- **Exercise objective**
Each record is to be transcribed exactly.

# # # # # # #

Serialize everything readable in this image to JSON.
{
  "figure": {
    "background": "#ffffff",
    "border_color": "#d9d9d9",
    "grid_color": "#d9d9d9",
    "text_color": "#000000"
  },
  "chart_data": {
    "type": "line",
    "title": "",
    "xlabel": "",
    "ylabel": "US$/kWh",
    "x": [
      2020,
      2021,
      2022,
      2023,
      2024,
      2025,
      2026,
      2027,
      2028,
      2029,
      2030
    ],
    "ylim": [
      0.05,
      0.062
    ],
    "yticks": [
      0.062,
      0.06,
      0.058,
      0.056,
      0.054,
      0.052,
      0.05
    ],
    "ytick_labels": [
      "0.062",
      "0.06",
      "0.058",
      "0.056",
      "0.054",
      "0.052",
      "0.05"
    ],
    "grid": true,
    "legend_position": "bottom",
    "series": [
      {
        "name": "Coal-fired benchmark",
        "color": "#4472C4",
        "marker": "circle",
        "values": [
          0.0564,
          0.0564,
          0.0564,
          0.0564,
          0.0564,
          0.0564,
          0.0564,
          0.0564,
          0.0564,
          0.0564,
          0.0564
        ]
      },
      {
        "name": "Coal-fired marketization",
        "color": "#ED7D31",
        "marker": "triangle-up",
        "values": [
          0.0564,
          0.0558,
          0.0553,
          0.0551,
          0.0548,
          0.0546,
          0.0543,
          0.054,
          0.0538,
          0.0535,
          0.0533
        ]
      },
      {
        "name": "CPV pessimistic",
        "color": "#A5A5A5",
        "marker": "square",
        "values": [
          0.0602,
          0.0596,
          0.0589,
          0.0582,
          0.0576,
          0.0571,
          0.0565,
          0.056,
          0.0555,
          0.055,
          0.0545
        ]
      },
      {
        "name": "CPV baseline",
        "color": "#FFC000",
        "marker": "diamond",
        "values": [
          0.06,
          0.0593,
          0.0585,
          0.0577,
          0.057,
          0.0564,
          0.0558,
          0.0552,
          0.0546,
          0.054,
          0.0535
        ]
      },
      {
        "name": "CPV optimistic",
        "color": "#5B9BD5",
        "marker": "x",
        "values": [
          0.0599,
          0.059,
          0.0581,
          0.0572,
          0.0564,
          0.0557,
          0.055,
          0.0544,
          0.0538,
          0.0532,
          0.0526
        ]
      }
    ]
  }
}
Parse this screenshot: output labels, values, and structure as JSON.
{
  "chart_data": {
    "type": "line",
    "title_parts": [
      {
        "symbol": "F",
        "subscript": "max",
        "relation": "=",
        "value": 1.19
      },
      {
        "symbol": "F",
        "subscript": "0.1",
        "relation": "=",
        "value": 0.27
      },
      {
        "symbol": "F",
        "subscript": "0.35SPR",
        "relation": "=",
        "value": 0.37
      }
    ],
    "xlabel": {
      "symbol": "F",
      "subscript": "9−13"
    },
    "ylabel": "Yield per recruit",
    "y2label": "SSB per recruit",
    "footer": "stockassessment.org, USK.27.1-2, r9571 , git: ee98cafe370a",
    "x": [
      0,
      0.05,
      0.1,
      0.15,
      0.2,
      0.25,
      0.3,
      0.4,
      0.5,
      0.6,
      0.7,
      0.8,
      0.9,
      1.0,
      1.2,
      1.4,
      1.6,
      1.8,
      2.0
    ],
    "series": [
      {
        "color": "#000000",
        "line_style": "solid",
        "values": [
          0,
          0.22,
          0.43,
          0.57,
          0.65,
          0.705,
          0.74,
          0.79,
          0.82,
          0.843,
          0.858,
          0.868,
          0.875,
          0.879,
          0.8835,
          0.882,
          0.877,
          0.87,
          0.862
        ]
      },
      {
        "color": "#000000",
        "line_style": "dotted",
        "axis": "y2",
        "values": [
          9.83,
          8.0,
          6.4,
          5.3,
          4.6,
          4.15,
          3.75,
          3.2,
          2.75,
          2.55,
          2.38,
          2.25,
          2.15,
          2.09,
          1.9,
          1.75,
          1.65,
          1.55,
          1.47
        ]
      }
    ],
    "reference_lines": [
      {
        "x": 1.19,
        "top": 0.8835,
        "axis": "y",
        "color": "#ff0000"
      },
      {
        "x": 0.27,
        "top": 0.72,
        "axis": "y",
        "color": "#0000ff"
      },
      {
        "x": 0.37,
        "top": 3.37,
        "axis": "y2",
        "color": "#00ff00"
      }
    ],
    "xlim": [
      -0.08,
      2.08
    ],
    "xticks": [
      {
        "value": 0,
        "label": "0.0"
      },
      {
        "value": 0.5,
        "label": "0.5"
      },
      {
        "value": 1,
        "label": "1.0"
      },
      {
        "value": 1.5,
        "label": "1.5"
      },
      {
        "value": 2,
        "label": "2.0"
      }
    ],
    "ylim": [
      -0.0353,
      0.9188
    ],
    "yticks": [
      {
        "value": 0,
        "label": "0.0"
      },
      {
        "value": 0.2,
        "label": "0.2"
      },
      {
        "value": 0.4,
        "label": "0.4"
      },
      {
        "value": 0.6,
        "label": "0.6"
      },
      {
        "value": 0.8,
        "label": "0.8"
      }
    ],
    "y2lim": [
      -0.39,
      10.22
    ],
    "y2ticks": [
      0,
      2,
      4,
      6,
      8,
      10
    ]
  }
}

# # # # # # #

- **Correct response**
Serialize everything readable in this image to JSON.
{
  "figure": {
    "background": "#ffffff",
    "border_color": "#d9d9d9",
    "grid_color": "#d9d9d9",
    "text_color": "#000000"
  },
  "chart_data": {
    "type": "line",
    "title": "",
    "xlabel": "",
    "ylabel": "US$/kWh",
    "x": [
      2020,
      2021,
      2022,
      2023,
      2024,
      2025,
      2026,
      2027,
      2028,
      2029,
      2030
    ],
    "ylim": [
      0.05,
      0.062
    ],
    "yticks": [
      0.062,
      0.06,
      0.058,
      0.056,
      0.054,
      0.052,
      0.05
    ],
    "ytick_labels": [
      "0.062",
      "0.06",
      "0.058",
      "0.056",
      "0.054",
      "0.052",
      "0.05"
    ],
    "grid": true,
    "legend_position": "bottom",
    "series": [
      {
        "name": "Coal-fired benchmark",
        "color": "#4472C4",
        "marker": "circle",
        "values": [
          0.0564,
          0.0564,
          0.0564,
          0.0564,
          0.0564,
          0.0564,
          0.0564,
          0.0564,
          0.0564,
          0.0564,
          0.0564
        ]
      },
      {
        "name": "Coal-fired marketization",
        "color": "#ED7D31",
        "marker": "triangle-up",
        "values": [
          0.0564,
          0.0558,
          0.0553,
          0.0551,
          0.0548,
          0.0546,
          0.0543,
          0.054,
          0.0538,
          0.0535,
          0.0533
        ]
      },
      {
        "name": "CPV pessimistic",
        "color": "#A5A5A5",
        "marker": "square",
        "values": [
          0.0602,
          0.0596,
          0.0589,
          0.0582,
          0.0576,
          0.0571,
          0.0565,
          0.056,
          0.0555,
          0.055,
          0.0545
        ]
      },
      {
        "name": "CPV baseline",
        "color": "#FFC000",
        "marker": "diamond",
        "values": [
          0.06,
          0.0593,
          0.0585,
          0.0577,
          0.057,
          0.0564,
          0.0558,
          0.0552,
          0.0546,
          0.054,
          0.0535
        ]
      },
      {
        "name": "CPV optimistic",
        "color": "#5B9BD5",
        "marker": "x",
        "values": [
          0.0599,
          0.059,
          0.0581,
          0.0572,
          0.0564,
          0.0557,
          0.055,
          0.0544,
          0.0538,
          0.0532,
          0.0526
        ]
      }
    ]
  }
}
Parse this screenshot: output labels, values, and structure as JSON.
{
  "chart_data": {
    "type": "line",
    "title_parts": [
      {
        "symbol": "F",
        "subscript": "max",
        "relation": "=",
        "value": 1.19
      },
      {
        "symbol": "F",
        "subscript": "0.1",
        "relation": "=",
        "value": 0.27
      },
      {
        "symbol": "F",
        "subscript": "0.35SPR",
        "relation": "=",
        "value": 0.37
      }
    ],
    "xlabel": {
      "symbol": "F",
      "subscript": "9−13"
    },
    "ylabel": "Yield per recruit",
    "y2label": "SSB per recruit",
    "footer": "stockassessment.org, USK.27.1-2, r9571 , git: ee98cafe370a",
    "x": [
      0,
      0.05,
      0.1,
      0.15,
      0.2,
      0.25,
      0.3,
      0.4,
      0.5,
      0.6,
      0.7,
      0.8,
      0.9,
      1.0,
      1.2,
      1.4,
      1.6,
      1.8,
      2.0
    ],
    "series": [
      {
        "color": "#000000",
        "line_style": "solid",
        "values": [
          0,
          0.22,
          0.43,
          0.57,
          0.65,
          0.705,
          0.74,
          0.79,
          0.82,
          0.843,
          0.858,
          0.868,
          0.875,
          0.879,
          0.8835,
          0.882,
          0.877,
          0.87,
          0.862
        ]
      },
      {
        "color": "#000000",
        "line_style": "dotted",
        "axis": "y2",
        "values": [
          9.83,
          8.0,
          6.4,
          5.3,
          4.6,
          4.15,
          3.75,
          3.2,
          2.75,
          2.55,
          2.38,
          2.25,
          2.15,
          2.09,
          1.9,
          1.75,
          1.65,
          1.55,
          1.47
        ]
      }
    ],
    "reference_lines": [
      {
        "x": 1.19,
        "top": 0.8835,
        "axis": "y",
        "color": "#ff0000"
      },
      {
        "x": 0.27,
        "top": 0.72,
        "axis": "y",
        "color": "#0000ff"
      },
      {
        "x": 0.37,
        "top": 3.37,
        "axis": "y2",
        "color": "#00ff00"
      }
    ],
    "xlim": [
      -0.08,
      2.08
    ],
    "xticks": [
      {
        "value": 0,
        "label": "0.0"
      },
      {
        "value": 0.5,
        "label": "0.5"
      },
      {
        "value": 1,
        "label": "1.0"
      },
      {
        "value": 1.5,
        "label": "1.5"
      },
      {
        "value": 2,
        "label": "2.0"
      }
    ],
    "ylim": [
      -0.0353,
      0.9188
    ],
    "yticks": [
      {
        "value": 0,
        "label": "0.0"
      },
      {
        "value": 0.2,
        "label": "0.2"
      },
      {
        "value": 0.4,
        "label": "0.4"
      },
      {
        "value": 0.6,
        "label": "0.6"
      },
      {
        "value": 0.8,
        "label": "0.8"
      }
    ],
    "y2lim": [
      -0.39,
      10.22
    ],
    "y2ticks": [
      0,
      2,
      4,
      6,
      8,
      10
    ]
  }
}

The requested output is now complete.